* [SUPPLIED PASSAGE]
▶

The vote, which took place late this past summer, was lopsided. Only two people voted for Option 4. Despite evidence that Iraq is enmeshed in a civil war that is killing more than 3,000 Iraqis every month, the group’s best and brightest weren’t ready to face the need to get out. For them, Option 4 meant defeat–a recognition that the entire American project in Iraq was a failure. Not only that, but many of the experts believed that an American pullout would inevitably lead to increased civil conflict. “The fear was that Iraq could be facing a horrific civil war that leaves a million dead,” says one ISG expert. Such a conflict could create a black hole that pulls in Iran, Turkey, Saudi Arabia and other neighbors, igniting a regional conflagration. Says the ISG adviser: “Option 4 was just too horrible to contemplate.”

By fall, however, opinion within the ISG had shifted radically. After months of glumly sorting through the bleak options for Iraq, another vote between the two strategies was taken–and this time the ISG divided nearly down the middle. “The vote was about 50-50,” says the participant. For half the ISG’s experts, at least, reality had begun to sink in.

Indeed, over the past year or so, the American foreign policy establishment has slowly started to come to grips with the fact that the Iraq War is lost. Despite the costs–$350 billion, nearly 3,000 American lives and several hundred thousand Iraqi lives–the Bush Administration and the military have no formula that can create an Iraq that even approximates the Administration’s vision. And so, from every direction–a new White House task force under the supervision of the National Security Council, a Pentagon review under Joint Chiefs of Staff chair Gen. Peter Pace, newly empowered Democrats on Capitol Hill, a host of Washington and New York think tanks and elsewhere–plans for how to disengage from Iraq are under way.

◀

* [SUPPLIED MATERIAL]
▶

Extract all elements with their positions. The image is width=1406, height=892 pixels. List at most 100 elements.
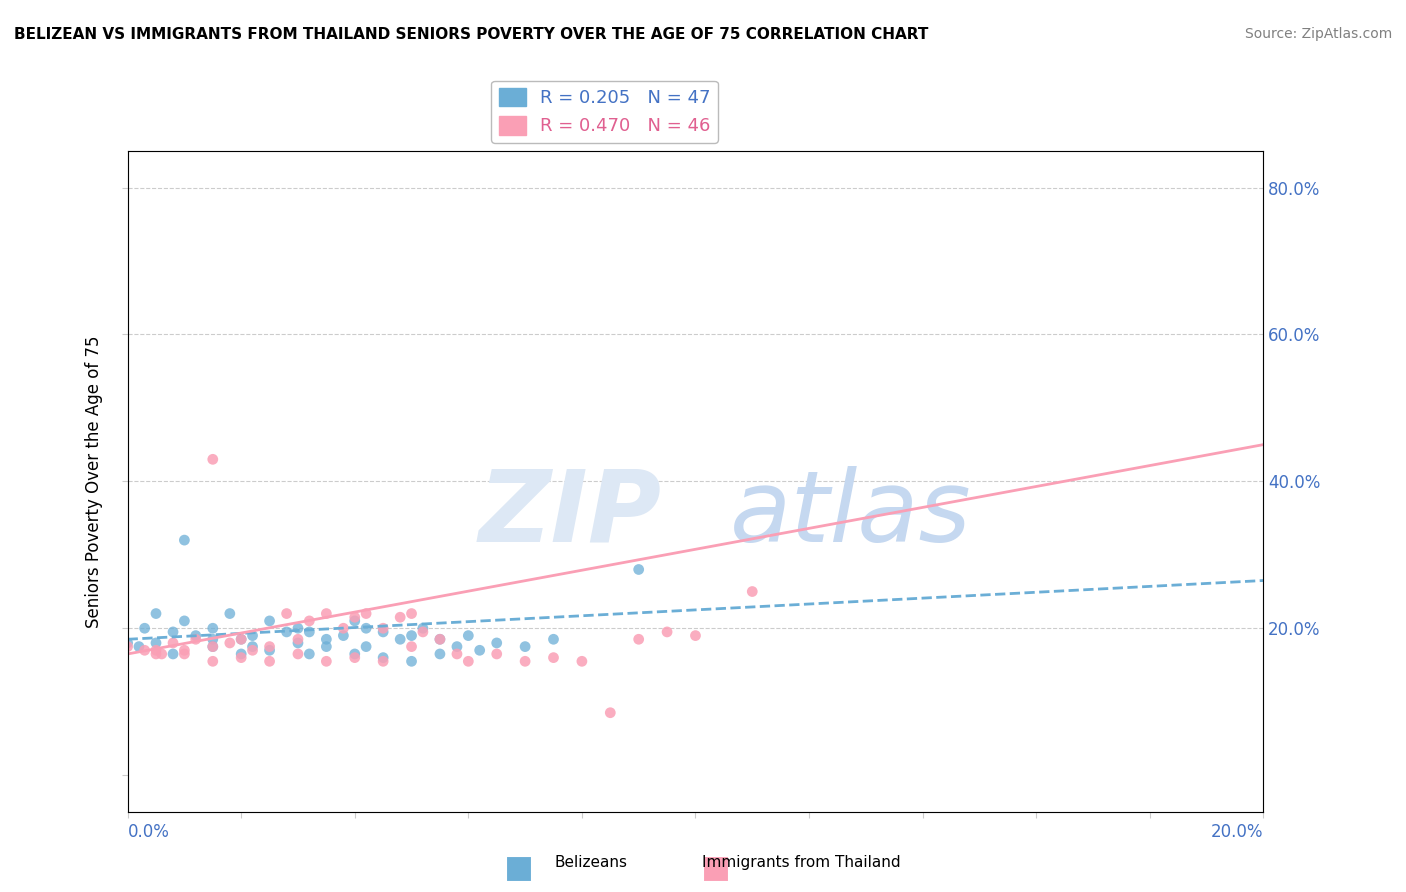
Point [354, 621, 377, 635]
Point [332, 629, 354, 643]
Point [201, 654, 224, 668]
Point [412, 621, 434, 635]
Point [242, 640, 264, 654]
Point [184, 629, 207, 643]
Point [287, 621, 309, 635]
Point [162, 636, 184, 650]
Point [332, 621, 354, 635]
Point [373, 621, 395, 635]
Point [218, 636, 240, 650]
Point [429, 647, 451, 661]
Point [627, 562, 650, 576]
Point [401, 654, 423, 668]
Point [276, 624, 298, 639]
Point [343, 647, 366, 661]
Point [201, 632, 224, 647]
Text: Belizeans: Belizeans [554, 855, 627, 870]
Point [145, 636, 167, 650]
Point [134, 621, 156, 635]
Text: ZIP: ZIP [478, 466, 661, 563]
Point [343, 610, 366, 624]
Point [184, 632, 207, 647]
Point [599, 706, 621, 720]
Point [201, 640, 224, 654]
Point [173, 647, 195, 661]
Point [173, 533, 195, 548]
Point [298, 614, 321, 628]
Point [655, 624, 678, 639]
Point [287, 647, 309, 661]
Point [134, 643, 156, 657]
Point [145, 643, 167, 657]
Point [315, 640, 337, 654]
Point [117, 640, 139, 654]
Point [315, 632, 337, 647]
Point [162, 624, 184, 639]
Point [429, 632, 451, 647]
Point [218, 607, 240, 621]
Point [401, 640, 423, 654]
Point [315, 654, 337, 668]
Point [315, 607, 337, 621]
Point [571, 654, 593, 668]
Point [389, 610, 412, 624]
Point [231, 632, 253, 647]
Point [259, 614, 281, 628]
Point [457, 629, 479, 643]
Point [468, 643, 491, 657]
Point [259, 643, 281, 657]
Point [354, 607, 377, 621]
Text: 0.0%: 0.0% [128, 823, 170, 841]
Point [373, 650, 395, 665]
Point [162, 647, 184, 661]
Point [446, 647, 468, 661]
Point [298, 647, 321, 661]
Text: atlas: atlas [730, 466, 972, 563]
Point [343, 650, 366, 665]
Point [242, 629, 264, 643]
Text: Immigrants from Thailand: Immigrants from Thailand [702, 855, 901, 870]
Point [457, 654, 479, 668]
Point [627, 632, 650, 647]
Point [231, 650, 253, 665]
Point [259, 640, 281, 654]
Point [287, 636, 309, 650]
Y-axis label: Seniors Poverty Over the Age of 75: Seniors Poverty Over the Age of 75 [86, 335, 103, 628]
Point [401, 629, 423, 643]
Point [485, 647, 508, 661]
Point [429, 632, 451, 647]
Point [513, 654, 536, 668]
Point [685, 629, 707, 643]
Point [259, 654, 281, 668]
Point [373, 654, 395, 668]
Point [373, 624, 395, 639]
Point [128, 640, 150, 654]
Point [145, 607, 167, 621]
Point [276, 607, 298, 621]
Text: BELIZEAN VS IMMIGRANTS FROM THAILAND SENIORS POVERTY OVER THE AGE OF 75 CORRELAT: BELIZEAN VS IMMIGRANTS FROM THAILAND SEN… [14, 27, 928, 42]
Point [412, 624, 434, 639]
Point [354, 640, 377, 654]
Point [231, 632, 253, 647]
Point [343, 614, 366, 628]
Text: 20.0%: 20.0% [1211, 823, 1264, 841]
Point [173, 643, 195, 657]
Point [401, 607, 423, 621]
Point [173, 614, 195, 628]
Point [242, 643, 264, 657]
Point [145, 647, 167, 661]
Point [201, 452, 224, 467]
Point [741, 584, 763, 599]
Point [543, 632, 565, 647]
Point [231, 647, 253, 661]
Text: Source: ZipAtlas.com: Source: ZipAtlas.com [1244, 27, 1392, 41]
Legend: R = 0.205   N = 47, R = 0.470   N = 46: R = 0.205 N = 47, R = 0.470 N = 46 [491, 80, 718, 143]
Point [485, 636, 508, 650]
Point [298, 624, 321, 639]
Point [446, 640, 468, 654]
Point [201, 621, 224, 635]
Point [150, 647, 173, 661]
Point [287, 632, 309, 647]
Point [201, 640, 224, 654]
Point [117, 636, 139, 650]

◀

According to the Iraq passage, why did only two people vote for Option 4 in the summer vote? Answer in one to three sentences. Rely on the Iraq passage alone.

* [TASK OUTPUT] For the group's experts, Option 4 meant defeat, an admission that the whole American project in Iraq had failed. Many also believed an American pullout would inevitably increase civil conflict, possibly a horrific civil war leaving a million dead. They feared such a war could pull in Iran, Turkey, Saudi Arabia and other neighbors and ignite a regional conflagration.